Gather all lines from the material that contain the word "leading".

═════ Records ═════

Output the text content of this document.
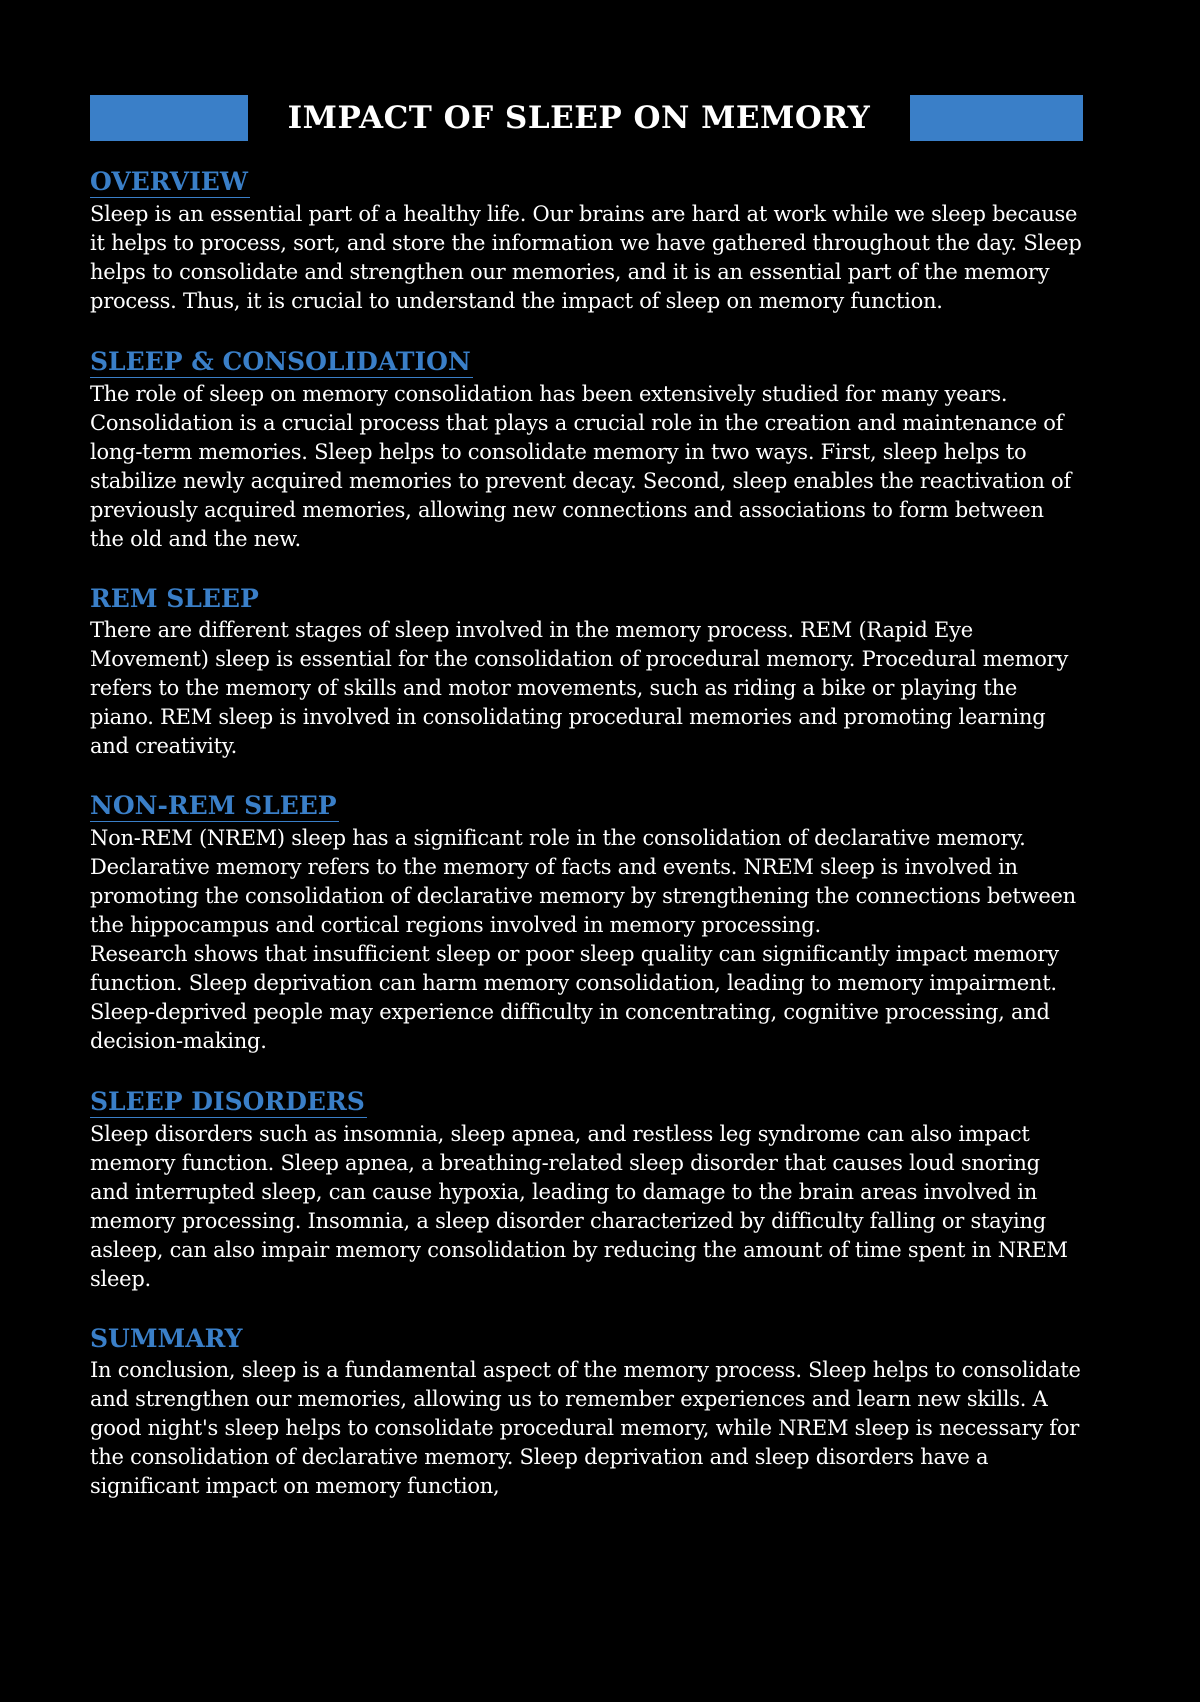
IMPACT OF SLEEP ON MEMORY
OVERVIEW

Sleep is an essential part of a healthy life. Our brains are hard at work while we sleep because it helps to process, sort, and store the information we have gathered throughout the day. Sleep helps to consolidate and strengthen our memories, and it is an essential part of the memory process. Thus, it is crucial to understand the impact of sleep on memory function.

SLEEP & CONSOLIDATION

The role of sleep on memory consolidation has been extensively studied for many years. Consolidation is a crucial process that plays a crucial role in the creation and maintenance of long-term memories. Sleep helps to consolidate memory in two ways. First, sleep helps to stabilize newly acquired memories to prevent decay. Second, sleep enables the reactivation of previously acquired memories, allowing new connections and associations to form between the old and the new.

REM SLEEP

There are different stages of sleep involved in the memory process. REM (Rapid Eye Movement) sleep is essential for the consolidation of procedural memory. Procedural memory refers to the memory of skills and motor movements, such as riding a bike or playing the piano. REM sleep is involved in consolidating procedural memories and promoting learning and creativity.

NON-REM SLEEP

Non-REM (NREM) sleep has a significant role in the consolidation of declarative memory. Declarative memory refers to the memory of facts and events. NREM sleep is involved in promoting the consolidation of declarative memory by strengthening the connections between the hippocampus and cortical regions involved in memory processing.

Research shows that insufficient sleep or poor sleep quality can significantly impact memory function. Sleep deprivation can harm memory consolidation, leading to memory impairment. Sleep-deprived people may experience difficulty in concentrating, cognitive processing, and decision-making.

SLEEP DISORDERS

Sleep disorders such as insomnia, sleep apnea, and restless leg syndrome can also impact memory function. Sleep apnea, a breathing-related sleep disorder that causes loud snoring and interrupted sleep, can cause hypoxia, leading to damage to the brain areas involved in memory processing. Insomnia, a sleep disorder characterized by difficulty falling or staying asleep, can also impair memory consolidation by reducing the amount of time spent in NREM sleep.

SUMMARY

In conclusion, sleep is a fundamental aspect of the memory process. Sleep helps to consolidate and strengthen our memories, allowing us to remember experiences and learn new skills. A good night's sleep helps to consolidate procedural memory, while NREM sleep is necessary for the consolidation of declarative memory. Sleep deprivation and sleep disorders have a significant impact on memory function,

═════

Solved exercise:
Research shows that insufficient sleep or poor sleep quality can significantly impact memory function. Sleep deprivation can harm memory consolidation, leading to memory impairment. Sleep-deprived people may experience difficulty in concentrating, cognitive processing, and decision-making.
Sleep disorders such as insomnia, sleep apnea, and restless leg syndrome can also impact memory function. Sleep apnea, a breathing-related sleep disorder that causes loud snoring and interrupted sleep, can cause hypoxia, leading to damage to the brain areas involved in memory processing. Insomnia, a sleep disorder characterized by difficulty falling or staying asleep, can also impair memory consolidation by reducing the amount of time spent in NREM sleep.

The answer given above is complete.